Filter this data down to the lines that hold "side", and copy them.

— Start Input records —

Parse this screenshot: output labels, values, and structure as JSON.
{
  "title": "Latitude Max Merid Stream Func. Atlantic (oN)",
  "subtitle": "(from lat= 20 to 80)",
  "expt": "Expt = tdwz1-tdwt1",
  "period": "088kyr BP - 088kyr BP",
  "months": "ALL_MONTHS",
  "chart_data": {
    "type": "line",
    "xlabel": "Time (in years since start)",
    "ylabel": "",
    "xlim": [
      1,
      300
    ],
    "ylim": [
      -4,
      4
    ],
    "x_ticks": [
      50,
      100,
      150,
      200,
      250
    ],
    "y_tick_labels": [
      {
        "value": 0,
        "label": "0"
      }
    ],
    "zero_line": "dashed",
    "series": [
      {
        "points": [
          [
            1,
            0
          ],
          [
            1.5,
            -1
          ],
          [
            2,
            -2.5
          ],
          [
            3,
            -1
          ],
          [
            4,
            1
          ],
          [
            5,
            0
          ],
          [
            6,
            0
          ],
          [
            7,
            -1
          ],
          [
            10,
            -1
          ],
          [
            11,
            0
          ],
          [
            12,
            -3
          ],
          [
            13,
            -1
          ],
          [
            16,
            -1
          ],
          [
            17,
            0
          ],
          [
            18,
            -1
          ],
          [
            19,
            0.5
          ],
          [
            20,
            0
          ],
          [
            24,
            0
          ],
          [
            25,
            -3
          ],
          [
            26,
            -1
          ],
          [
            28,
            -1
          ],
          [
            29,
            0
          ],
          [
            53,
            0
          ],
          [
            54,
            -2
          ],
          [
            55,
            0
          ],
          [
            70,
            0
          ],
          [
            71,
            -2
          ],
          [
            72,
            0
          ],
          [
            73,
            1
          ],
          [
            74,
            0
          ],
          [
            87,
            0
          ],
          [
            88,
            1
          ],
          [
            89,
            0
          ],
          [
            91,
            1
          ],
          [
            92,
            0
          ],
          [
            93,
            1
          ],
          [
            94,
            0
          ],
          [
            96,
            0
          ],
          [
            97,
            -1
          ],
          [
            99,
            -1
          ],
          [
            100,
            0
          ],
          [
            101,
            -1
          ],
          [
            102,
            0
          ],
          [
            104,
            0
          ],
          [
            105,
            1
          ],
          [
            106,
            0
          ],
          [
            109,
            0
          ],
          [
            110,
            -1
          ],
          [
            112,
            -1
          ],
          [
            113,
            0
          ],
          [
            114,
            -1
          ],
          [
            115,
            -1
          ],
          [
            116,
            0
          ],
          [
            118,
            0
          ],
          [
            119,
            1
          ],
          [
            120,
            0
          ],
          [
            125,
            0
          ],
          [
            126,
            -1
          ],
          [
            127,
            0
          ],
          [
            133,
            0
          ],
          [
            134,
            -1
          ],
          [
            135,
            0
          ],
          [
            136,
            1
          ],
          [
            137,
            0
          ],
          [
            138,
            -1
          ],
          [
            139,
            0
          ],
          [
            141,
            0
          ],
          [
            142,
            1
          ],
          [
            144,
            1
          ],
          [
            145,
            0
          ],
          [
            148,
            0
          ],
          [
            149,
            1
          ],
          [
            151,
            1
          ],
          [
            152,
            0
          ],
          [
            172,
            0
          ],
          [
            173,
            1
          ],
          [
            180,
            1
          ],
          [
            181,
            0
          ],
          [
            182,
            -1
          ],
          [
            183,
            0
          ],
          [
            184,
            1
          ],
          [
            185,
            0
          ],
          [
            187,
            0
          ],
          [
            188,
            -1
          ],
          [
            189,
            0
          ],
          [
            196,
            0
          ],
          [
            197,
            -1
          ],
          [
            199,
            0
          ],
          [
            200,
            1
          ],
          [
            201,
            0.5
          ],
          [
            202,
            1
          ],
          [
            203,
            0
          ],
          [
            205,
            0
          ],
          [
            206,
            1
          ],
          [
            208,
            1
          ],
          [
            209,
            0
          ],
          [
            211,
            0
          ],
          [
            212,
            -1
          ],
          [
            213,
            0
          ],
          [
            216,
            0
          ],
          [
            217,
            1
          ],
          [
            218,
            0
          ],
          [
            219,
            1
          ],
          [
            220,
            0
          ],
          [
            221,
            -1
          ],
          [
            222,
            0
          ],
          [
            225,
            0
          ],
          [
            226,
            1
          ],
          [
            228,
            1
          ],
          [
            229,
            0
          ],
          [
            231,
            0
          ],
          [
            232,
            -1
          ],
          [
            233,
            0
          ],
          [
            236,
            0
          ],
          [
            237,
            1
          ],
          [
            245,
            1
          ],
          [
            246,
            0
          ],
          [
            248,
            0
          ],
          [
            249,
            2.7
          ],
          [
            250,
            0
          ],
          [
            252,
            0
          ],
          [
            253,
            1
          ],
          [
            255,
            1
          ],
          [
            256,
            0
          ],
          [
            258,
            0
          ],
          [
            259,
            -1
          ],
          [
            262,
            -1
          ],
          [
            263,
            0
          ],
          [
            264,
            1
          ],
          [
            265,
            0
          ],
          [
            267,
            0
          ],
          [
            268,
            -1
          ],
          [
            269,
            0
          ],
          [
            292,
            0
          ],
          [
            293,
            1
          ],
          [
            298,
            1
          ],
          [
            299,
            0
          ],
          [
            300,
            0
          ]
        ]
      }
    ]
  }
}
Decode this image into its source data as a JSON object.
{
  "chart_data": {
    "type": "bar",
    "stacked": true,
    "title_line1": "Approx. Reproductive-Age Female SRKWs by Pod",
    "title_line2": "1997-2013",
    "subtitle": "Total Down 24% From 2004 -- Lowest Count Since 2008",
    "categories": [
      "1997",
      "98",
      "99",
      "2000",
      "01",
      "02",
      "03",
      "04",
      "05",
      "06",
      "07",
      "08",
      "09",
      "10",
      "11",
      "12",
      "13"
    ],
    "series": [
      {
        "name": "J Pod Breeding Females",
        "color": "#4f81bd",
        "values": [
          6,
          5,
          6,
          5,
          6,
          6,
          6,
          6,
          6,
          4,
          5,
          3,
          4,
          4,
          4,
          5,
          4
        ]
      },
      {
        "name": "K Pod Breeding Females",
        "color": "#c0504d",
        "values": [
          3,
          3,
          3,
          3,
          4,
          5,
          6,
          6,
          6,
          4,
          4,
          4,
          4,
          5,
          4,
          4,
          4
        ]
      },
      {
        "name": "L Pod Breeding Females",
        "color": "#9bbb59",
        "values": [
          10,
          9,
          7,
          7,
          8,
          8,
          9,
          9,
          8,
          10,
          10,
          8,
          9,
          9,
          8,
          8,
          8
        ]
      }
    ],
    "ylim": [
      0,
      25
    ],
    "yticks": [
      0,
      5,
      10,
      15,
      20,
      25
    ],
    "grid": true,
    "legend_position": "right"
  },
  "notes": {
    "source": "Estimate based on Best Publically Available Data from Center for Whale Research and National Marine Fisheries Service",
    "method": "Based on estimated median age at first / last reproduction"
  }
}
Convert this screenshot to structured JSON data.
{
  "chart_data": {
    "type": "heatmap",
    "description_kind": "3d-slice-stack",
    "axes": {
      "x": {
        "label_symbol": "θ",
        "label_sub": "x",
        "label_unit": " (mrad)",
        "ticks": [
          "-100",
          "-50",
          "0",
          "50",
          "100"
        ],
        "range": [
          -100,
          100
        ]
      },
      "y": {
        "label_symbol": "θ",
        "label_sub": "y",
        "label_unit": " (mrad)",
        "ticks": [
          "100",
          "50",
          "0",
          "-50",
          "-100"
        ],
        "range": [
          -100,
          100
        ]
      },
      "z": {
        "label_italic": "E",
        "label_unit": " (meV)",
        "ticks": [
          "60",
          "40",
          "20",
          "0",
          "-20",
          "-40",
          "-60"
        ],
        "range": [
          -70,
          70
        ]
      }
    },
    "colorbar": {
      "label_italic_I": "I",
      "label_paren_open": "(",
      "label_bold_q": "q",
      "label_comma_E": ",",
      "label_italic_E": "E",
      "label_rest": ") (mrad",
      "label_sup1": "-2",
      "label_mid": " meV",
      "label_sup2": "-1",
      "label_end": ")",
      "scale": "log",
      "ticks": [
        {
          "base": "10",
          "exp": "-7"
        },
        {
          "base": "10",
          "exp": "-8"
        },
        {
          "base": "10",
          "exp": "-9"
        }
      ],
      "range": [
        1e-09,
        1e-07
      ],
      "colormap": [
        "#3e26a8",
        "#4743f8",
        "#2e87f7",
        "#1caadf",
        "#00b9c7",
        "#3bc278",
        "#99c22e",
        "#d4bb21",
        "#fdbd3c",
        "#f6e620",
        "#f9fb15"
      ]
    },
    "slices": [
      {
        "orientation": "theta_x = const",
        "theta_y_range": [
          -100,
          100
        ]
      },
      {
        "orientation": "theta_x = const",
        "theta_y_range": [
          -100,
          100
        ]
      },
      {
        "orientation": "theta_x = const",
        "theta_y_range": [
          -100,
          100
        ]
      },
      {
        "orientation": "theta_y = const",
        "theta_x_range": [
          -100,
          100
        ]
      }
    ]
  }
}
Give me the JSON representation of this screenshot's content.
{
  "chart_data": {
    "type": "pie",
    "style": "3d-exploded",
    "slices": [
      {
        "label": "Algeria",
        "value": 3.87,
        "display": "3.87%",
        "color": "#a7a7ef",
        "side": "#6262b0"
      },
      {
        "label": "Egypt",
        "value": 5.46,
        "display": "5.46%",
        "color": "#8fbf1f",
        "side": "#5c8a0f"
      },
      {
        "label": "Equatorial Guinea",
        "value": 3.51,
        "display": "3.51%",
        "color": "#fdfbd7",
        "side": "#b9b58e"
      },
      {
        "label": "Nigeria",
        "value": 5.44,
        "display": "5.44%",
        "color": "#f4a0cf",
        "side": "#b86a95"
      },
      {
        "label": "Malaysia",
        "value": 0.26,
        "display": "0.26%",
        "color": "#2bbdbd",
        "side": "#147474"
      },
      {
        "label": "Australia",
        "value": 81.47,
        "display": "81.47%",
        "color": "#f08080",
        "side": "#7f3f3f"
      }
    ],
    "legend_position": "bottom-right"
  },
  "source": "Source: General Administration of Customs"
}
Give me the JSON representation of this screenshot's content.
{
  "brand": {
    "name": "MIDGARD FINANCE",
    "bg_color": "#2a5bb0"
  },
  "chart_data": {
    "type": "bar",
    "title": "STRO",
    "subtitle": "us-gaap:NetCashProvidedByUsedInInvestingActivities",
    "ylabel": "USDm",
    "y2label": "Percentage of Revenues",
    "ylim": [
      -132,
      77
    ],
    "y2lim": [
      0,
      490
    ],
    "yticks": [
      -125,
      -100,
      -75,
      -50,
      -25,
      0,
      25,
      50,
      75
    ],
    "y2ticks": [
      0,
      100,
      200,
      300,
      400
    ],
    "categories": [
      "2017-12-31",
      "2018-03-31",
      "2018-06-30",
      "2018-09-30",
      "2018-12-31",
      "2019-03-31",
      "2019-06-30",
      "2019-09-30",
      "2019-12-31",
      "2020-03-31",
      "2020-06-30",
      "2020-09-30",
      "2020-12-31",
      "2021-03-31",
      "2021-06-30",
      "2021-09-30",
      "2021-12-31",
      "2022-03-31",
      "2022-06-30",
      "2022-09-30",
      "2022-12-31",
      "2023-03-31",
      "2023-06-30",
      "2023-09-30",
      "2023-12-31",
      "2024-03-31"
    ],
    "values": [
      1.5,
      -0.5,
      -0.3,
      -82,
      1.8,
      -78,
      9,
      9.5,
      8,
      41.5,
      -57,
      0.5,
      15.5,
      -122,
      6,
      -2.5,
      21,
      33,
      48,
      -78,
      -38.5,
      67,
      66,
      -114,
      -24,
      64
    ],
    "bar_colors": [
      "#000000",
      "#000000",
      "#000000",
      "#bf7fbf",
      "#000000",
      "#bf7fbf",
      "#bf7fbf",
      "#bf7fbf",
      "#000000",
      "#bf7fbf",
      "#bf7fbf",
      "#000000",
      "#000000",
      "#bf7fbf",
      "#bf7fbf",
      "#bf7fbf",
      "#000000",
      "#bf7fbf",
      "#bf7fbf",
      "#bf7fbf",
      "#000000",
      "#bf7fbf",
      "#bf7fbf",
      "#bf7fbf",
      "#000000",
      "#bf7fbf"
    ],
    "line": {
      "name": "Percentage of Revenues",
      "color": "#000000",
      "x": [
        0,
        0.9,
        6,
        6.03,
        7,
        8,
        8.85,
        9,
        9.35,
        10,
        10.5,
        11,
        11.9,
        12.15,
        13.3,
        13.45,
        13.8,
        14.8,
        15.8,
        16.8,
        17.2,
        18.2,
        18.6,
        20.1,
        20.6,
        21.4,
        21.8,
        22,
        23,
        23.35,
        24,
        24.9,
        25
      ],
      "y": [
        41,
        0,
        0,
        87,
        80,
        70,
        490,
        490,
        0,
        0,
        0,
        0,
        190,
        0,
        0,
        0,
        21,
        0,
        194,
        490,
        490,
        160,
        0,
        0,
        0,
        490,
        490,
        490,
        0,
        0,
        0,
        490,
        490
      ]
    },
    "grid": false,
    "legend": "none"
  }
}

— End Input records —

## Answer in full
        "side": "#6262b0"
        "side": "#5c8a0f"
        "side": "#b9b58e"
        "side": "#b86a95"
        "side": "#147474"
        "side": "#7f3f3f"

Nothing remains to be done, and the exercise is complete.